(Dataset items)

§ §

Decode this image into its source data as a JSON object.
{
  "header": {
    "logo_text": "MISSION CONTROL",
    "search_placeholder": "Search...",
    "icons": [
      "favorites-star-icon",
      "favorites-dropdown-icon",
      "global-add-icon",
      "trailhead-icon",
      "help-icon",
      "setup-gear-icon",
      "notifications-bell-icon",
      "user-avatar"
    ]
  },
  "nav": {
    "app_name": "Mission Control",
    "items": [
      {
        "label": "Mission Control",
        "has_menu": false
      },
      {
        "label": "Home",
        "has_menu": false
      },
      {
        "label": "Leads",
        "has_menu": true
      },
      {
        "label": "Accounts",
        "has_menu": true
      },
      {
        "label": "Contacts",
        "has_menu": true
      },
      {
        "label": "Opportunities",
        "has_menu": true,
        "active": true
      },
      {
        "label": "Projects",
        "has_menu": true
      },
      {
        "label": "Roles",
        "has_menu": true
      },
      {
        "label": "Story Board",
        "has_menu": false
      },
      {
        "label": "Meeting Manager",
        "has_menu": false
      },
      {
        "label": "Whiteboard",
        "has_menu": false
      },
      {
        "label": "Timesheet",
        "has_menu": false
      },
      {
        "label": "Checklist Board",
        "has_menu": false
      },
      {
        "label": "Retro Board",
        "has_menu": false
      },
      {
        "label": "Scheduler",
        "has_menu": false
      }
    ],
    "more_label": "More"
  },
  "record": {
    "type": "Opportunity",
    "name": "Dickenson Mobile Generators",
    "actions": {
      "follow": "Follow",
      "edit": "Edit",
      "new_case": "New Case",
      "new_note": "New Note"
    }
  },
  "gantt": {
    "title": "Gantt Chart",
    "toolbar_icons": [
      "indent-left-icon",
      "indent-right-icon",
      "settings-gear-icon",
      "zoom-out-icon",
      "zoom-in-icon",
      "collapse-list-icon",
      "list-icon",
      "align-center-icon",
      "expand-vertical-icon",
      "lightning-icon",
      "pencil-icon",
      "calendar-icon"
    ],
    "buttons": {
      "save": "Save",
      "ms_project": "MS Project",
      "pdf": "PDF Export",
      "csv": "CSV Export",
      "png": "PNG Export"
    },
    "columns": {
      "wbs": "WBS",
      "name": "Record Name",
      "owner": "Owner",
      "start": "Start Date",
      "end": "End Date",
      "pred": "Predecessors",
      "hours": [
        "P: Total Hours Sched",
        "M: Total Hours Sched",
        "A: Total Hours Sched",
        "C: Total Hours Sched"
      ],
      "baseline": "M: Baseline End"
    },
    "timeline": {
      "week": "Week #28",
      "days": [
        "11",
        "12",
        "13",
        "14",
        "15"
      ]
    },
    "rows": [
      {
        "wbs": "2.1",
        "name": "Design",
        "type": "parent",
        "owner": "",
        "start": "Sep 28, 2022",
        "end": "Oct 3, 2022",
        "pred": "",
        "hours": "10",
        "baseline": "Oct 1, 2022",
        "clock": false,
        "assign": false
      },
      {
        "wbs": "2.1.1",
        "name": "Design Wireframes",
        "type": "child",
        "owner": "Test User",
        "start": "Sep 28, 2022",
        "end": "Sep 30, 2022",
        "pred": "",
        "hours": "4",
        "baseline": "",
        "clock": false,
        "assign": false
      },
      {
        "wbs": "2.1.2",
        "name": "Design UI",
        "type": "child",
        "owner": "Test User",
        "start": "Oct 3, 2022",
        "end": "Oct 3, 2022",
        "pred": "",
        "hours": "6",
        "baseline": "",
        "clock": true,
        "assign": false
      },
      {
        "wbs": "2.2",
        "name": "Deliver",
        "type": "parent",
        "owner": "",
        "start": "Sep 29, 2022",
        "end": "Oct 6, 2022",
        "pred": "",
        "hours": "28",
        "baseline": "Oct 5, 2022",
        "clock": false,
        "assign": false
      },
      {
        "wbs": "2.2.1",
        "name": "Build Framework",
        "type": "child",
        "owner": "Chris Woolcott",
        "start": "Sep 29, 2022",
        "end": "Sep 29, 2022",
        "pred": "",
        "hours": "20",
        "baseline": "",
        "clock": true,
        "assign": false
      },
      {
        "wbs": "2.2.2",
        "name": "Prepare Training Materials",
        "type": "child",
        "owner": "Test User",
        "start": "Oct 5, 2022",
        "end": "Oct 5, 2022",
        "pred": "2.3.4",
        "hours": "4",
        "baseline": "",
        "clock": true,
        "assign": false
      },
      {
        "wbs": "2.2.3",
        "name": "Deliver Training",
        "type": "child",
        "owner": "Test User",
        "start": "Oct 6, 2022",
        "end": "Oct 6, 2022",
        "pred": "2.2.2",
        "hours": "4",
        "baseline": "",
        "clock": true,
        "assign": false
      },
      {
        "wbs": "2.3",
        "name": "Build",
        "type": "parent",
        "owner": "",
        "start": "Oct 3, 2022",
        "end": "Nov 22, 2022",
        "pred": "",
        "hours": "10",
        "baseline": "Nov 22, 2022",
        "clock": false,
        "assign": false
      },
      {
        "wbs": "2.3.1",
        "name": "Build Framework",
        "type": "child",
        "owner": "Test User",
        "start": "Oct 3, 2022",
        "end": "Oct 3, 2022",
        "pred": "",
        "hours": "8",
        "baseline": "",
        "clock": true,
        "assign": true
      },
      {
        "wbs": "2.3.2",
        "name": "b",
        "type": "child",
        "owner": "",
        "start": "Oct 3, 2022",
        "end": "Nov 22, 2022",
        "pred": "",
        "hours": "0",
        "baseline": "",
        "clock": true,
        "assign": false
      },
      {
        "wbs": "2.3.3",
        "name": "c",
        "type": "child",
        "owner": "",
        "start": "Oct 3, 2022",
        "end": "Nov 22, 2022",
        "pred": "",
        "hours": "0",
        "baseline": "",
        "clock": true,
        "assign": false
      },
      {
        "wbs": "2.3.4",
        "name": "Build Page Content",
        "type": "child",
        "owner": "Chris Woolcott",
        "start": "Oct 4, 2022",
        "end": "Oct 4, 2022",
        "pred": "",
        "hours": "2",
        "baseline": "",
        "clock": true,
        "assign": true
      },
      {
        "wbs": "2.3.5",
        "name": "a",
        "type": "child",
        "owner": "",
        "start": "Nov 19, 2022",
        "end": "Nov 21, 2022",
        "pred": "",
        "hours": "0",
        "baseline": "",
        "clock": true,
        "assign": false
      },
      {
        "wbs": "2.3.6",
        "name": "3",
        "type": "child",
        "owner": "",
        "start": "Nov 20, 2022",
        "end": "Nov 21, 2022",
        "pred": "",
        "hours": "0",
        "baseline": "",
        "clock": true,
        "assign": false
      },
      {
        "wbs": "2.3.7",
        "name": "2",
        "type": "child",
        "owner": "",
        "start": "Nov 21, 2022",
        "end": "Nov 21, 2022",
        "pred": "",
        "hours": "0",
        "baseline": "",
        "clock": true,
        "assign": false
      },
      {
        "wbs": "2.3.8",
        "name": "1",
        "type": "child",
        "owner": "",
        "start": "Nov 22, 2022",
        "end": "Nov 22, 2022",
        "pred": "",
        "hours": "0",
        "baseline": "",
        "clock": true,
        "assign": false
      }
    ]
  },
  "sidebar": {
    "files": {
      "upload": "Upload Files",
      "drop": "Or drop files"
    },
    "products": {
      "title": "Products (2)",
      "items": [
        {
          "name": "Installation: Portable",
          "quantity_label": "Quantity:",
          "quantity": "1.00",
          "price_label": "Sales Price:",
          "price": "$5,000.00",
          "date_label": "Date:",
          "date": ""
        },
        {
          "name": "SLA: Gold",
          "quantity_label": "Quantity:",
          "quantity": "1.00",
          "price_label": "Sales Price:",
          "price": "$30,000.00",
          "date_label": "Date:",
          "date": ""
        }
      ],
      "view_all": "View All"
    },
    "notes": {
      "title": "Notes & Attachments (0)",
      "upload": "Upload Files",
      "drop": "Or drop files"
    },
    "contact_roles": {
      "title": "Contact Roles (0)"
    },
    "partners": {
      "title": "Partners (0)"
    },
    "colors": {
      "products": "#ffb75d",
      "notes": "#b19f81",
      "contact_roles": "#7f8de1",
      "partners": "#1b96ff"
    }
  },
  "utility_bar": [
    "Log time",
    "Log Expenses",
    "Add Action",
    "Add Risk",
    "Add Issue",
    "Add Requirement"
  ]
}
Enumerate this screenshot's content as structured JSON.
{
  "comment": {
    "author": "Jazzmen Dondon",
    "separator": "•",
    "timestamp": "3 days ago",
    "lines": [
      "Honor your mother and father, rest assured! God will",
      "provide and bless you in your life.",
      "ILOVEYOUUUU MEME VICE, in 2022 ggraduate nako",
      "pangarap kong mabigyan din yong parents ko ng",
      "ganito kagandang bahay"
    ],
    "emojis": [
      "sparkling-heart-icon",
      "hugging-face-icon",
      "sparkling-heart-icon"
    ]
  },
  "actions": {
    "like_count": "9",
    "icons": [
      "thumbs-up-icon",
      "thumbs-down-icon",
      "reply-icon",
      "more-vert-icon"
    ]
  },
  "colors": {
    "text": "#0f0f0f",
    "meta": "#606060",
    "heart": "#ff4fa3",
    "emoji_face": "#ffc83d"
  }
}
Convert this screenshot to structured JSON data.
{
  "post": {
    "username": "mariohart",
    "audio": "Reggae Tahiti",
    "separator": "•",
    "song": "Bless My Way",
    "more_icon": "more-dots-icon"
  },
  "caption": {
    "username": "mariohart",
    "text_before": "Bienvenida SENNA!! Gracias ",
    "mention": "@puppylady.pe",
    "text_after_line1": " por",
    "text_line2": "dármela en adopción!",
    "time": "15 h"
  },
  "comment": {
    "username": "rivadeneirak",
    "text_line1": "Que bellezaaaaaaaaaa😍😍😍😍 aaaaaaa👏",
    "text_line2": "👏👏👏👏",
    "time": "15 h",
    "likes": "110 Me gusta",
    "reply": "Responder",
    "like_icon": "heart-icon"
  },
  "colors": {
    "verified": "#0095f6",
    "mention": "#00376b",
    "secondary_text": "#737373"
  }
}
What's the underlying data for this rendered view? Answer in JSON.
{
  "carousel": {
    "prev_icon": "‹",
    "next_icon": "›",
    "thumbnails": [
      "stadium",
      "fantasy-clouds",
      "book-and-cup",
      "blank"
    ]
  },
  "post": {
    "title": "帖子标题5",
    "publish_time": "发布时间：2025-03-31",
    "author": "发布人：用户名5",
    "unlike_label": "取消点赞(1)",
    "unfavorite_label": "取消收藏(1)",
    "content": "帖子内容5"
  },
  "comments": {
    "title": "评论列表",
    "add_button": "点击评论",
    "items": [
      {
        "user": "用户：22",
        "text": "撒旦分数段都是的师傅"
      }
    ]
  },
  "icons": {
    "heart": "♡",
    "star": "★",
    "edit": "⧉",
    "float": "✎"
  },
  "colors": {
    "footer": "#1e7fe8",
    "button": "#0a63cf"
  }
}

§ §

• The request
Select every line above that contains the word "Deliver", and copy it.

• Solution to the exercise
        "name": "Deliver",
        "name": "Deliver Training",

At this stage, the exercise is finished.